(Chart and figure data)
........

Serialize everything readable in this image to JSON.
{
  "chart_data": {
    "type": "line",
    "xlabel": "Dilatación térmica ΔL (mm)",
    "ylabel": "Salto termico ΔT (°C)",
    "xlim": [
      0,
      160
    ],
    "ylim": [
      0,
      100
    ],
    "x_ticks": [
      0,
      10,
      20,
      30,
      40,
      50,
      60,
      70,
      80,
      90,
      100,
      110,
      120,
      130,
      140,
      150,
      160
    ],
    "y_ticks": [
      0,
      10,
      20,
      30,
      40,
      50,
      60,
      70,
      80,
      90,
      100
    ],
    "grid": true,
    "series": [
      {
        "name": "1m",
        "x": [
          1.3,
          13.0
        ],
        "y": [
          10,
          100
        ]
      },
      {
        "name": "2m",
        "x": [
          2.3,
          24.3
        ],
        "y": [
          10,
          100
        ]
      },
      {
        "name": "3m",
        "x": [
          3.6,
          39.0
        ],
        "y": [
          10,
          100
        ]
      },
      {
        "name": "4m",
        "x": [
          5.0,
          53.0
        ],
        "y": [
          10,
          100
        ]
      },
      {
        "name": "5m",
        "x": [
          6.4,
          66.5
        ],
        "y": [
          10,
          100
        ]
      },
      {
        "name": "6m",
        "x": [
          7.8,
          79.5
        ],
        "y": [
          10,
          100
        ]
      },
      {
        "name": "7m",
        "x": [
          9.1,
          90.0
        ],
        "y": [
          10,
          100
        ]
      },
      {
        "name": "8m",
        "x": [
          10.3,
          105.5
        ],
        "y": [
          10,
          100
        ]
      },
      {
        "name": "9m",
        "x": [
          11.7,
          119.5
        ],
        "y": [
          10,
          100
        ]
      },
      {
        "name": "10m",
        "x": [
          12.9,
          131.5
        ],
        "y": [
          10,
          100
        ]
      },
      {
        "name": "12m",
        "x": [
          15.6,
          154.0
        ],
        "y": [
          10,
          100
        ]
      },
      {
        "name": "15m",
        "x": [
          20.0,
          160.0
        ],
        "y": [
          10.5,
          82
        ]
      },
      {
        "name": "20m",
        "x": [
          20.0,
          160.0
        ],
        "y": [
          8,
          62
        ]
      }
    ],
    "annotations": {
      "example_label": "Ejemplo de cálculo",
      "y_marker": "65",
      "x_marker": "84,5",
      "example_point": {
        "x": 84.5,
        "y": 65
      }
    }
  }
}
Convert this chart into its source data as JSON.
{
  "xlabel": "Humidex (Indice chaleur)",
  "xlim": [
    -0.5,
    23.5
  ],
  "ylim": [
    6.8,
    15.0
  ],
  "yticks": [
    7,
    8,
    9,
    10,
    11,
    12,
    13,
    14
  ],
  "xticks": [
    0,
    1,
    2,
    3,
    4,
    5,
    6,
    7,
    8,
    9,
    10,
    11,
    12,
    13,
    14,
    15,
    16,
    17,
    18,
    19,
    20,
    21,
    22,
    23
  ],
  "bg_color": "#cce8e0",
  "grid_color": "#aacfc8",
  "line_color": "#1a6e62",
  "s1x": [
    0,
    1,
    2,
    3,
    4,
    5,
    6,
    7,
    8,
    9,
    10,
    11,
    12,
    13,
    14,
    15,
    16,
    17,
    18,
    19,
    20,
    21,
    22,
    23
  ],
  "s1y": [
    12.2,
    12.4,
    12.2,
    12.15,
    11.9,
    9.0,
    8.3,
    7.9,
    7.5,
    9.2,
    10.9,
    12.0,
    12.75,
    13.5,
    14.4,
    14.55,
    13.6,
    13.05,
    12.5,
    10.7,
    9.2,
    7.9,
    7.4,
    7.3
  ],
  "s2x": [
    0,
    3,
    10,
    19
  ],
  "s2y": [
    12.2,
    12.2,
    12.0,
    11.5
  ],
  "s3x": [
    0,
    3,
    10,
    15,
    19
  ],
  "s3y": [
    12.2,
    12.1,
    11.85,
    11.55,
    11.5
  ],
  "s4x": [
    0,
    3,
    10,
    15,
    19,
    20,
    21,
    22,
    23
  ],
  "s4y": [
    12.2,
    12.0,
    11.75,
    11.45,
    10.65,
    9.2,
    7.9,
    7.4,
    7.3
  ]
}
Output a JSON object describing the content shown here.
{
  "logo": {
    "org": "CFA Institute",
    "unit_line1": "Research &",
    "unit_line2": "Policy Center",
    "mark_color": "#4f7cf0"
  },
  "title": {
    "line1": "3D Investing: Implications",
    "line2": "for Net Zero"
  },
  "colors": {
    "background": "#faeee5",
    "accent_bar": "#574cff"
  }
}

........

[To do]: Nothing in the listing may be changed; retype it all exactly.

[Correct answer]:
Serialize everything readable in this image to JSON.
{
  "chart_data": {
    "type": "line",
    "xlabel": "Dilatación térmica ΔL (mm)",
    "ylabel": "Salto termico ΔT (°C)",
    "xlim": [
      0,
      160
    ],
    "ylim": [
      0,
      100
    ],
    "x_ticks": [
      0,
      10,
      20,
      30,
      40,
      50,
      60,
      70,
      80,
      90,
      100,
      110,
      120,
      130,
      140,
      150,
      160
    ],
    "y_ticks": [
      0,
      10,
      20,
      30,
      40,
      50,
      60,
      70,
      80,
      90,
      100
    ],
    "grid": true,
    "series": [
      {
        "name": "1m",
        "x": [
          1.3,
          13.0
        ],
        "y": [
          10,
          100
        ]
      },
      {
        "name": "2m",
        "x": [
          2.3,
          24.3
        ],
        "y": [
          10,
          100
        ]
      },
      {
        "name": "3m",
        "x": [
          3.6,
          39.0
        ],
        "y": [
          10,
          100
        ]
      },
      {
        "name": "4m",
        "x": [
          5.0,
          53.0
        ],
        "y": [
          10,
          100
        ]
      },
      {
        "name": "5m",
        "x": [
          6.4,
          66.5
        ],
        "y": [
          10,
          100
        ]
      },
      {
        "name": "6m",
        "x": [
          7.8,
          79.5
        ],
        "y": [
          10,
          100
        ]
      },
      {
        "name": "7m",
        "x": [
          9.1,
          90.0
        ],
        "y": [
          10,
          100
        ]
      },
      {
        "name": "8m",
        "x": [
          10.3,
          105.5
        ],
        "y": [
          10,
          100
        ]
      },
      {
        "name": "9m",
        "x": [
          11.7,
          119.5
        ],
        "y": [
          10,
          100
        ]
      },
      {
        "name": "10m",
        "x": [
          12.9,
          131.5
        ],
        "y": [
          10,
          100
        ]
      },
      {
        "name": "12m",
        "x": [
          15.6,
          154.0
        ],
        "y": [
          10,
          100
        ]
      },
      {
        "name": "15m",
        "x": [
          20.0,
          160.0
        ],
        "y": [
          10.5,
          82
        ]
      },
      {
        "name": "20m",
        "x": [
          20.0,
          160.0
        ],
        "y": [
          8,
          62
        ]
      }
    ],
    "annotations": {
      "example_label": "Ejemplo de cálculo",
      "y_marker": "65",
      "x_marker": "84,5",
      "example_point": {
        "x": 84.5,
        "y": 65
      }
    }
  }
}
Convert this chart into its source data as JSON.
{
  "xlabel": "Humidex (Indice chaleur)",
  "xlim": [
    -0.5,
    23.5
  ],
  "ylim": [
    6.8,
    15.0
  ],
  "yticks": [
    7,
    8,
    9,
    10,
    11,
    12,
    13,
    14
  ],
  "xticks": [
    0,
    1,
    2,
    3,
    4,
    5,
    6,
    7,
    8,
    9,
    10,
    11,
    12,
    13,
    14,
    15,
    16,
    17,
    18,
    19,
    20,
    21,
    22,
    23
  ],
  "bg_color": "#cce8e0",
  "grid_color": "#aacfc8",
  "line_color": "#1a6e62",
  "s1x": [
    0,
    1,
    2,
    3,
    4,
    5,
    6,
    7,
    8,
    9,
    10,
    11,
    12,
    13,
    14,
    15,
    16,
    17,
    18,
    19,
    20,
    21,
    22,
    23
  ],
  "s1y": [
    12.2,
    12.4,
    12.2,
    12.15,
    11.9,
    9.0,
    8.3,
    7.9,
    7.5,
    9.2,
    10.9,
    12.0,
    12.75,
    13.5,
    14.4,
    14.55,
    13.6,
    13.05,
    12.5,
    10.7,
    9.2,
    7.9,
    7.4,
    7.3
  ],
  "s2x": [
    0,
    3,
    10,
    19
  ],
  "s2y": [
    12.2,
    12.2,
    12.0,
    11.5
  ],
  "s3x": [
    0,
    3,
    10,
    15,
    19
  ],
  "s3y": [
    12.2,
    12.1,
    11.85,
    11.55,
    11.5
  ],
  "s4x": [
    0,
    3,
    10,
    15,
    19,
    20,
    21,
    22,
    23
  ],
  "s4y": [
    12.2,
    12.0,
    11.75,
    11.45,
    10.65,
    9.2,
    7.9,
    7.4,
    7.3
  ]
}
Output a JSON object describing the content shown here.
{
  "logo": {
    "org": "CFA Institute",
    "unit_line1": "Research &",
    "unit_line2": "Policy Center",
    "mark_color": "#4f7cf0"
  },
  "title": {
    "line1": "3D Investing: Implications",
    "line2": "for Net Zero"
  },
  "colors": {
    "background": "#faeee5",
    "accent_bar": "#574cff"
  }
}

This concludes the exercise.